Task instructions: Search the records for lines with the word "putative" and copy each match.

Provided information:
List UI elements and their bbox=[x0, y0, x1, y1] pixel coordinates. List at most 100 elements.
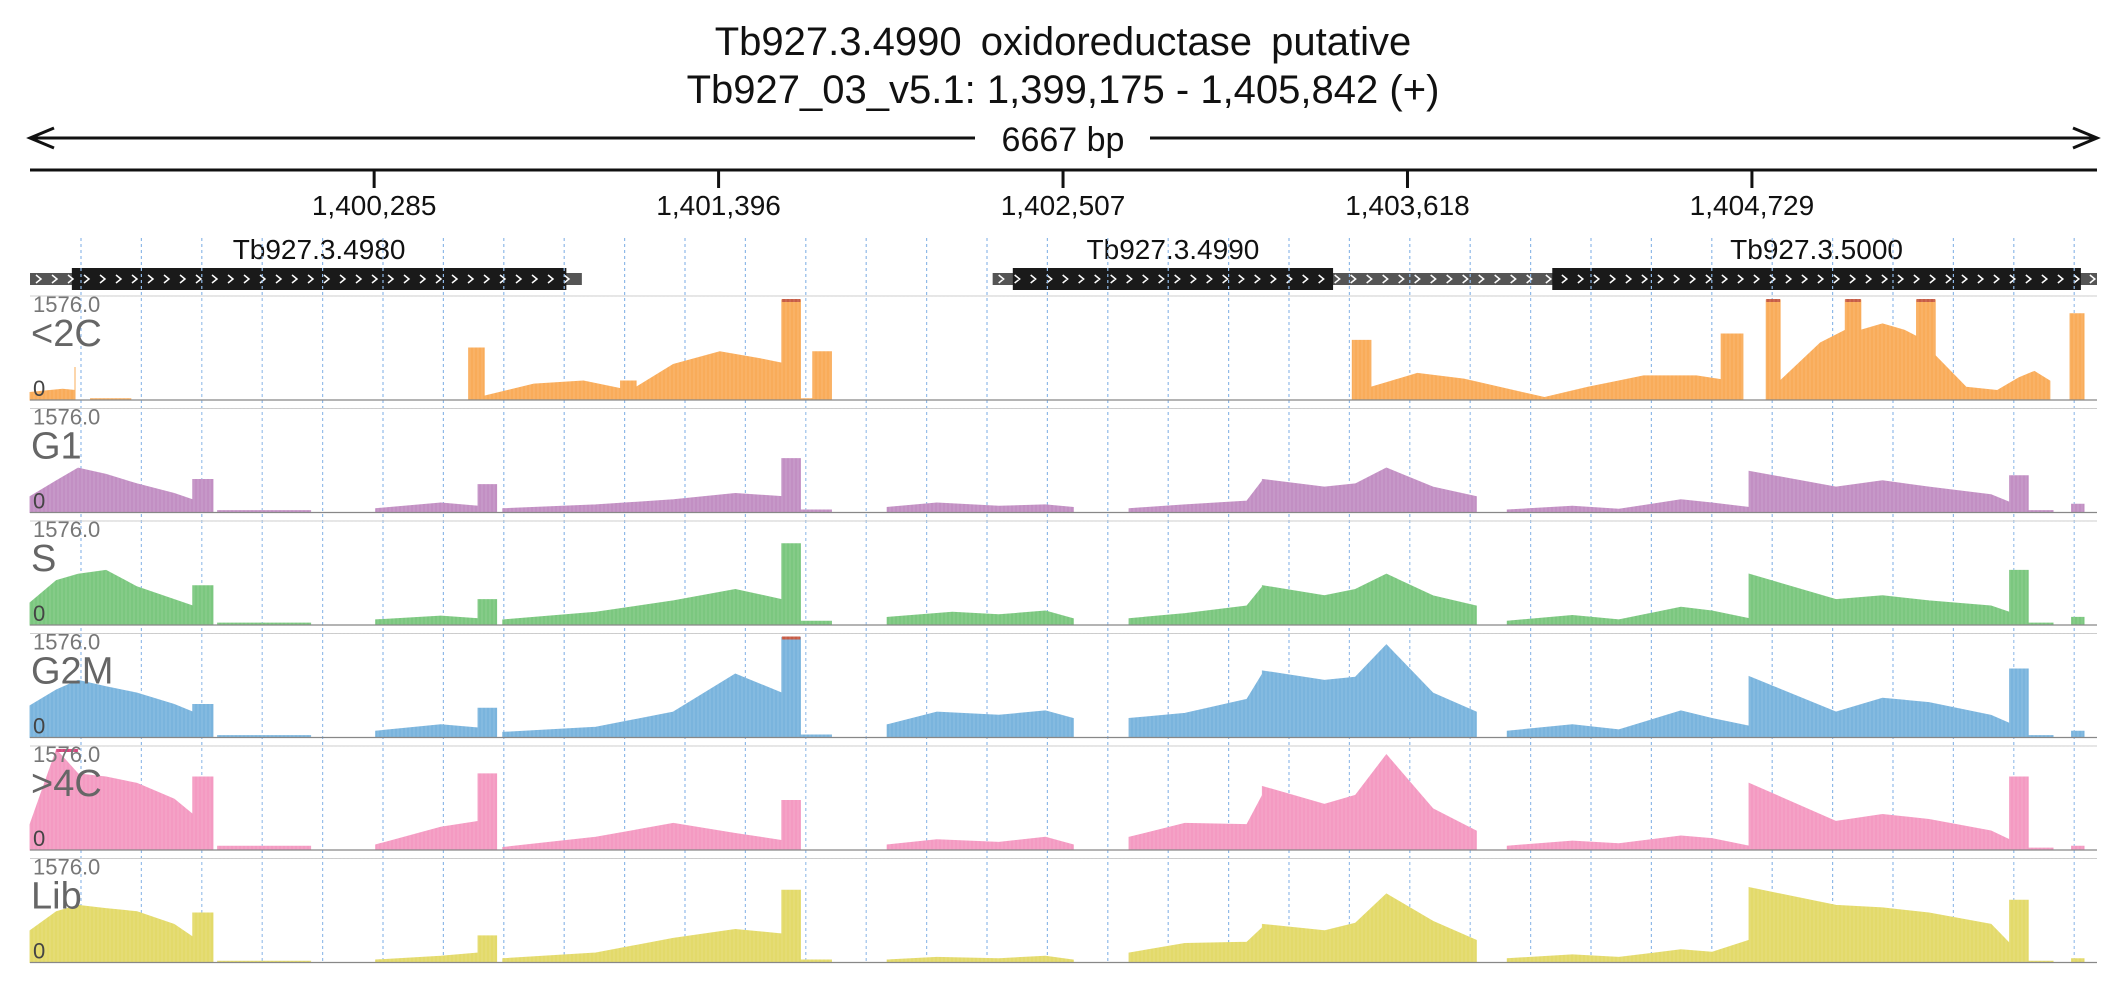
arrowhead-right-icon bbox=[2072, 126, 2101, 150]
coverage-area bbox=[375, 952, 479, 963]
coverage-area bbox=[886, 710, 1074, 738]
track-name-label: Lib bbox=[31, 876, 82, 918]
coverage-area bbox=[2009, 668, 2029, 738]
coverage-area bbox=[781, 458, 801, 513]
coverage-area bbox=[1748, 470, 2011, 513]
track-name-label: >4C bbox=[31, 763, 102, 805]
track-ymax-label: 1576.0 bbox=[33, 742, 100, 767]
bar-texture bbox=[29, 633, 2095, 738]
coverage-area bbox=[29, 467, 194, 513]
coverage-area bbox=[1779, 323, 2051, 401]
coverage-area bbox=[781, 889, 801, 963]
coverage-area bbox=[2009, 475, 2029, 513]
coverage-area bbox=[1128, 795, 1263, 851]
coverage-area bbox=[1544, 375, 1722, 401]
bar-texture bbox=[29, 521, 2095, 625]
clip-marker bbox=[56, 749, 79, 752]
ruler-tick-label: 1,400,285 bbox=[312, 190, 437, 221]
coverage-area bbox=[1844, 299, 1862, 401]
coverage-track bbox=[29, 745, 2097, 851]
track-name-label: G1 bbox=[31, 426, 82, 468]
coverage-area bbox=[1261, 467, 1477, 513]
span-length-label: 6667 bp bbox=[1002, 121, 1125, 159]
coverage-area bbox=[1720, 333, 1744, 401]
clip-marker bbox=[1845, 299, 1861, 302]
coverage-area bbox=[781, 543, 801, 626]
coverage-area bbox=[1261, 644, 1477, 738]
track-name-label: S bbox=[31, 538, 56, 580]
gene-cds-bar bbox=[1012, 268, 1334, 290]
track-ymin-label: 0 bbox=[33, 489, 45, 514]
coverage-area bbox=[375, 724, 479, 738]
genomic-location: Tb927_03_v5.1: 1,399,175 - 1,405,842 (+) bbox=[686, 68, 1440, 112]
arrowhead-left-icon bbox=[26, 126, 55, 150]
coverage-area bbox=[1506, 835, 1750, 851]
coverage-area bbox=[2009, 899, 2029, 963]
coverage-area bbox=[1506, 939, 1750, 963]
strand-arrow-icon bbox=[1545, 274, 2097, 284]
coverage-area bbox=[2009, 569, 2029, 626]
clip-marker bbox=[1766, 299, 1781, 302]
coverage-track bbox=[29, 858, 2097, 964]
coverage-track bbox=[29, 633, 2097, 739]
coverage-area bbox=[375, 820, 479, 851]
ruler-tick-label: 1,403,618 bbox=[1345, 190, 1470, 221]
clip-marker bbox=[781, 299, 801, 302]
gene-feature bbox=[1539, 268, 2097, 290]
coverage-area bbox=[1506, 499, 1750, 513]
coverage-area bbox=[781, 637, 801, 738]
ruler-tick-label: 1,402,507 bbox=[1001, 190, 1126, 221]
coverage-area bbox=[1261, 573, 1477, 626]
coverage-area bbox=[2009, 776, 2029, 851]
gene-label: Tb927.3.4990 bbox=[1087, 234, 1260, 265]
ruler-tick-label: 1,401,396 bbox=[656, 190, 781, 221]
coverage-area bbox=[1748, 675, 2011, 738]
coverage-track bbox=[29, 295, 2097, 401]
track-name-label: <2C bbox=[31, 313, 102, 355]
coverage-area bbox=[886, 955, 1074, 963]
gene-feature bbox=[30, 268, 582, 290]
coverage-area bbox=[1128, 479, 1263, 513]
coverage-area bbox=[1506, 606, 1750, 626]
gene-label: Tb927.3.5000 bbox=[1730, 234, 1903, 265]
clip-marker bbox=[1916, 299, 1936, 302]
bar-texture bbox=[29, 296, 2095, 400]
track-ymax-label: 1576.0 bbox=[33, 630, 100, 655]
coverage-area bbox=[1748, 573, 2011, 626]
gene-cds-bar bbox=[1552, 268, 2081, 290]
gene-label: Tb927.3.4980 bbox=[233, 234, 406, 265]
bar-texture bbox=[29, 408, 2095, 513]
coverage-area bbox=[483, 380, 622, 401]
ruler-tick-label: 1,404,729 bbox=[1690, 190, 1815, 221]
coverage-area bbox=[375, 502, 479, 513]
gene-cds-bar bbox=[71, 268, 567, 290]
track-ymax-label: 1576.0 bbox=[33, 292, 100, 317]
coverage-area bbox=[886, 836, 1074, 851]
coverage-area bbox=[1351, 339, 1372, 401]
coverage-area bbox=[1748, 782, 2011, 851]
gene-feature bbox=[992, 268, 1717, 290]
track-ymax-label: 1576.0 bbox=[33, 517, 100, 542]
bar-texture bbox=[29, 858, 2095, 963]
coverage-area bbox=[886, 502, 1074, 513]
clip-marker bbox=[781, 636, 801, 640]
track-ymax-label: 1576.0 bbox=[33, 405, 100, 430]
track-ymin-label: 0 bbox=[33, 714, 45, 739]
coverage-area bbox=[1748, 886, 2011, 963]
coverage-track bbox=[29, 408, 2097, 514]
coverage-area bbox=[1128, 672, 1263, 738]
coverage-area bbox=[886, 610, 1074, 626]
coverage-area bbox=[1261, 893, 1477, 963]
coverage-area bbox=[781, 299, 801, 401]
coverage-area bbox=[1261, 754, 1477, 851]
track-name-label: G2M bbox=[31, 651, 113, 693]
coverage-area bbox=[375, 615, 479, 626]
coverage-area bbox=[781, 800, 801, 851]
coverage-area bbox=[1128, 926, 1263, 963]
chart-title-block: Tb927.3.4990 oxidoreductase putative Tb9… bbox=[0, 18, 2126, 114]
track-ymin-label: 0 bbox=[33, 601, 45, 626]
track-ymin-label: 0 bbox=[33, 826, 45, 851]
coverage-track bbox=[29, 520, 2097, 626]
chart-title: Tb927.3.4990 oxidoreductase putative bbox=[714, 20, 1412, 64]
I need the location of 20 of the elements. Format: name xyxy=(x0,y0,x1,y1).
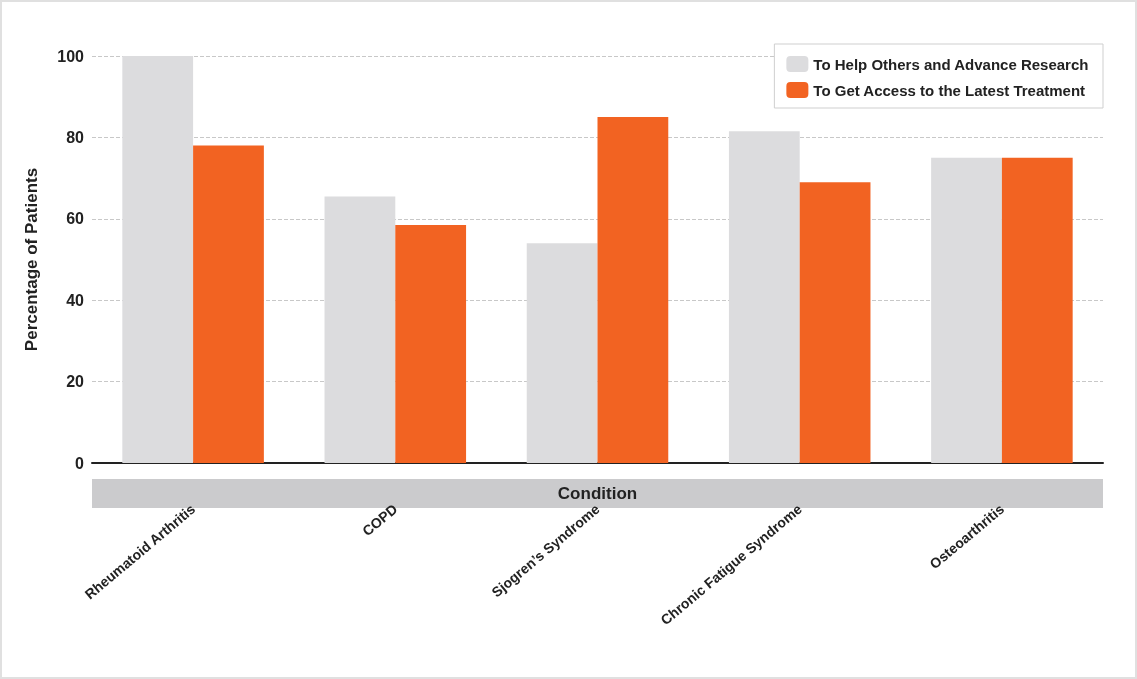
bar xyxy=(1001,157,1073,463)
y-tick-label: 100 xyxy=(57,47,85,65)
bar xyxy=(728,131,800,463)
y-tick-label: 80 xyxy=(66,128,85,146)
y-tick-label: 40 xyxy=(66,291,85,309)
bar xyxy=(395,224,467,463)
legend-label: To Get Access to the Latest Treatment xyxy=(813,81,1086,99)
bar xyxy=(526,243,598,463)
y-tick-label: 60 xyxy=(66,210,85,228)
bar xyxy=(122,56,194,463)
bar xyxy=(324,196,396,463)
y-tick-label: 20 xyxy=(66,373,85,391)
legend-label: To Help Others and Advance Research xyxy=(813,55,1089,73)
y-tick-label: 0 xyxy=(75,454,85,472)
bar xyxy=(799,182,871,463)
y-axis-title: Percentage of Patients xyxy=(22,167,41,352)
bar xyxy=(597,117,669,463)
bar xyxy=(193,145,264,463)
bar xyxy=(931,157,1002,463)
x-axis-title: Condition xyxy=(557,484,638,503)
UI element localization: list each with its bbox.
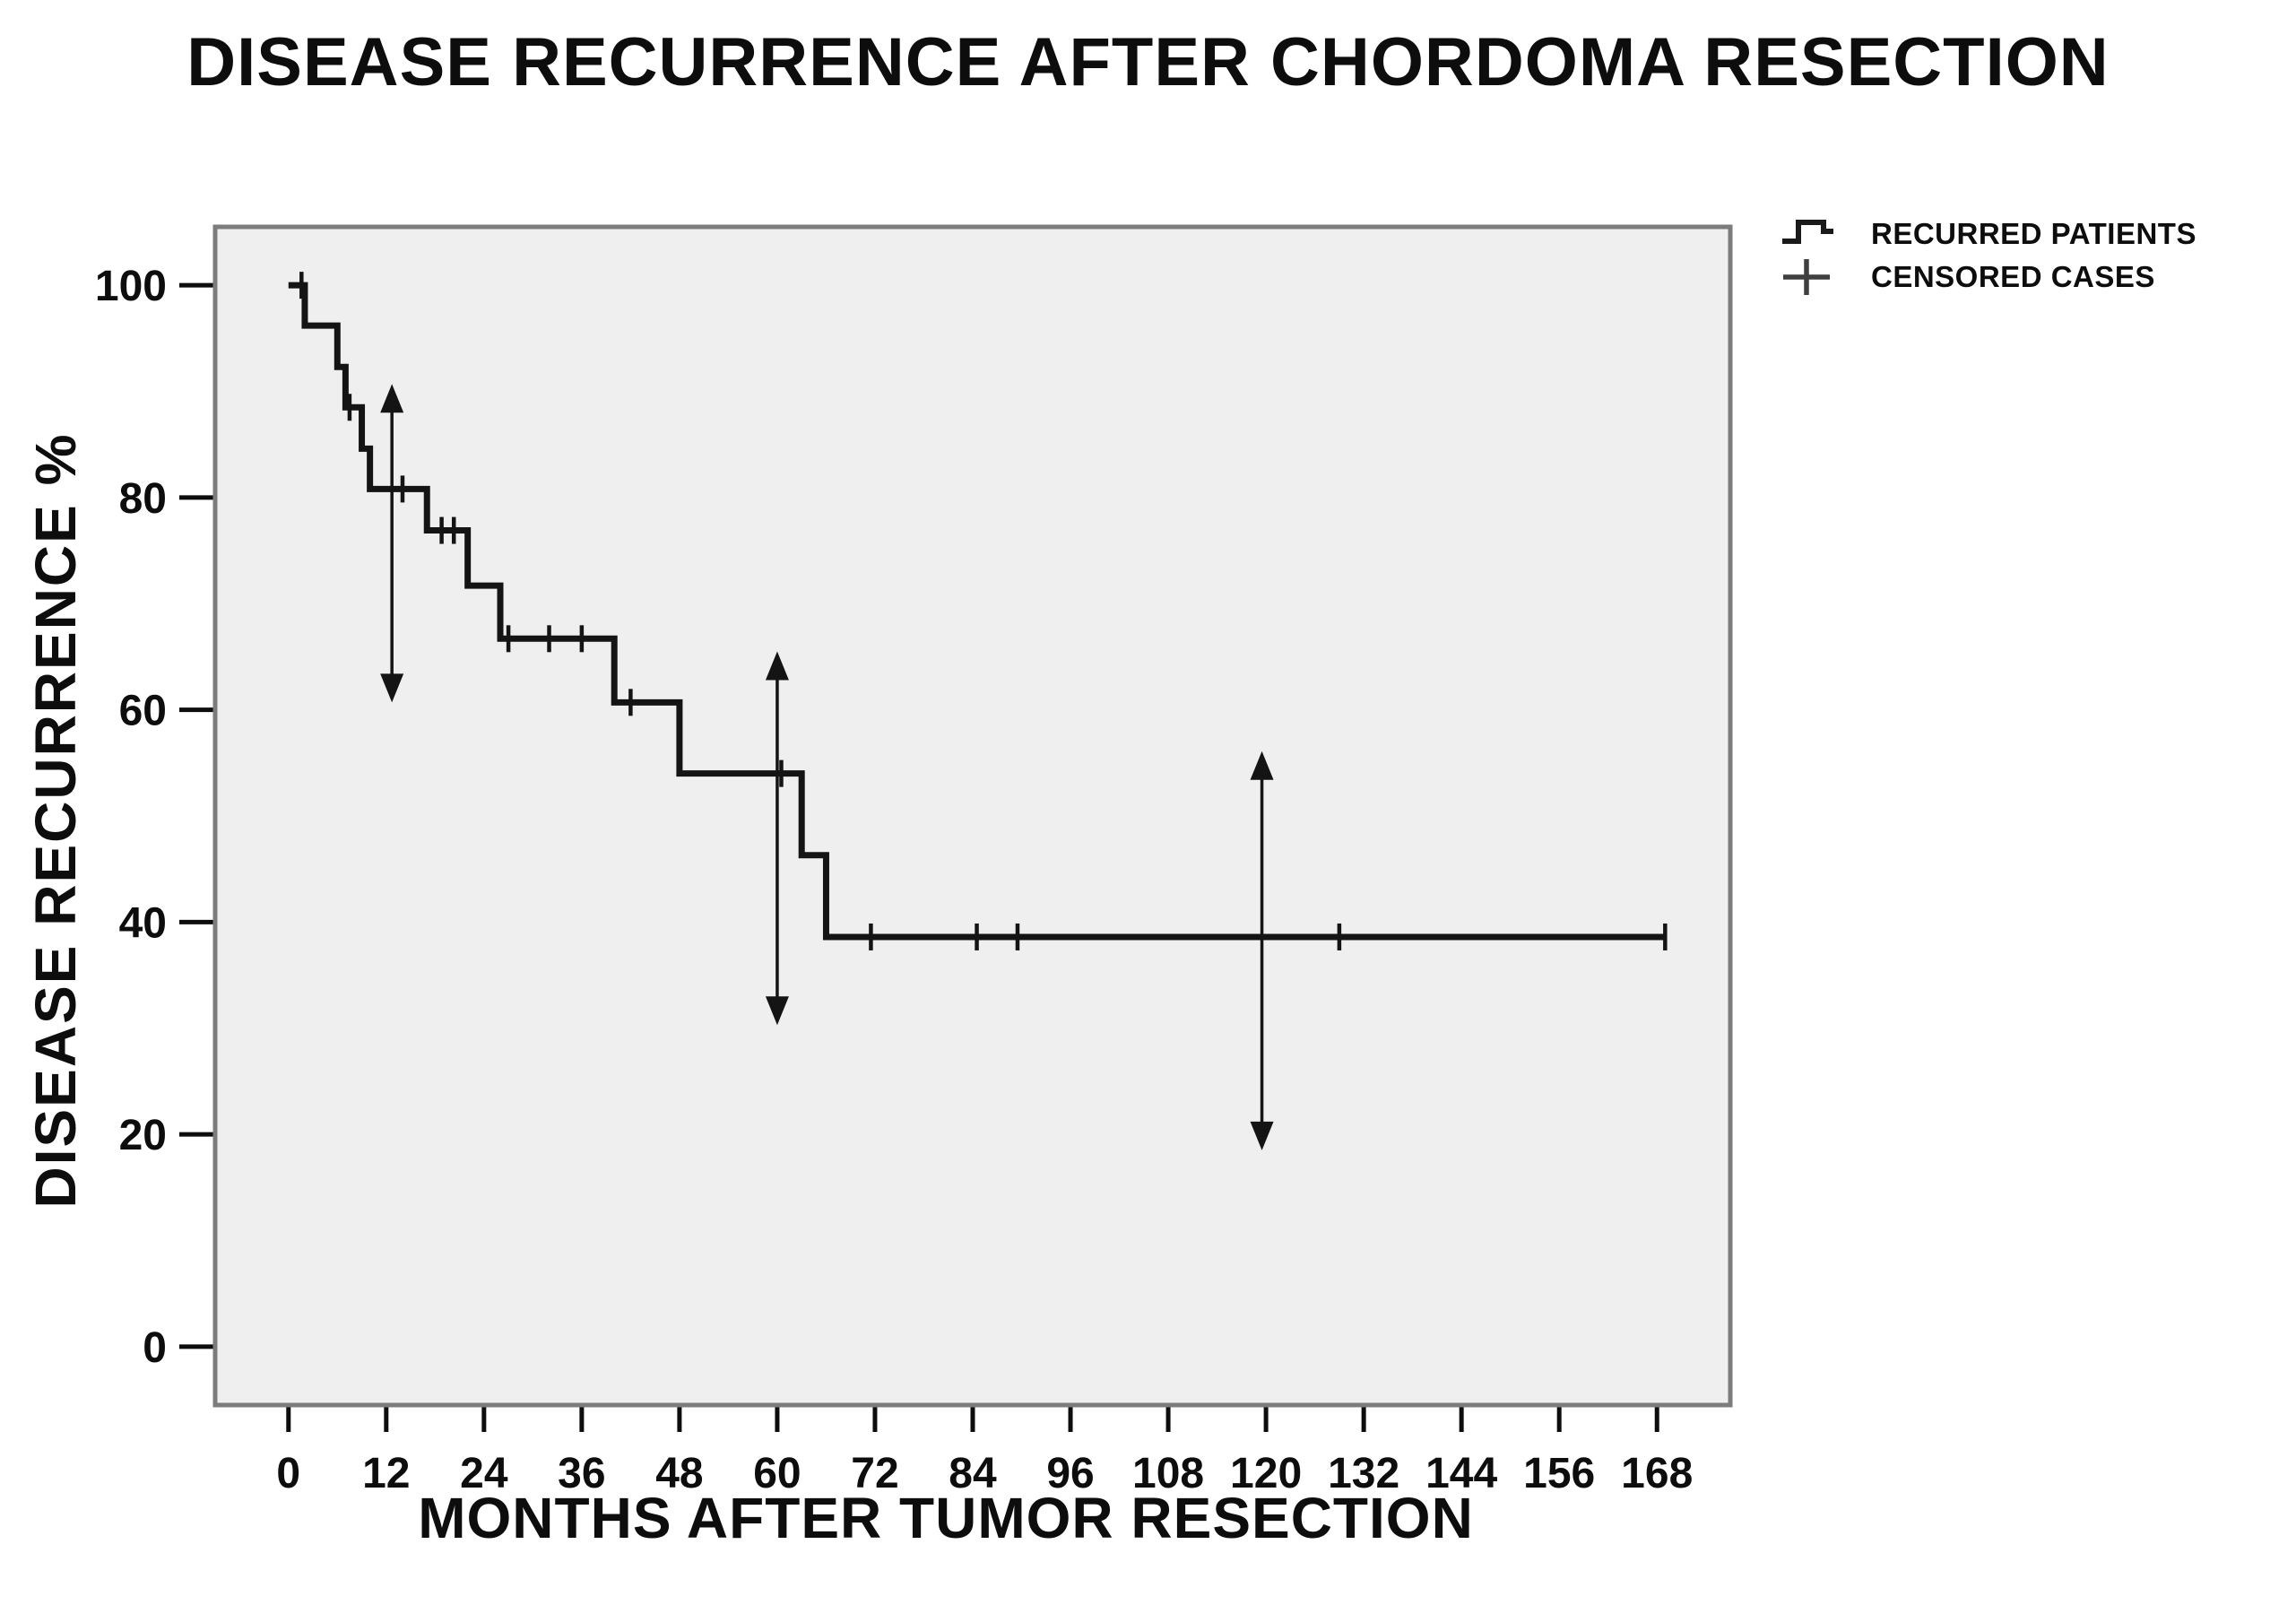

Your response:
chart-title-block: Tb927.3.4990 oxidoreductase putative Tb9… bbox=[0, 18, 2126, 114]
chart-title: Tb927.3.4990 oxidoreductase putative bbox=[714, 20, 1412, 64]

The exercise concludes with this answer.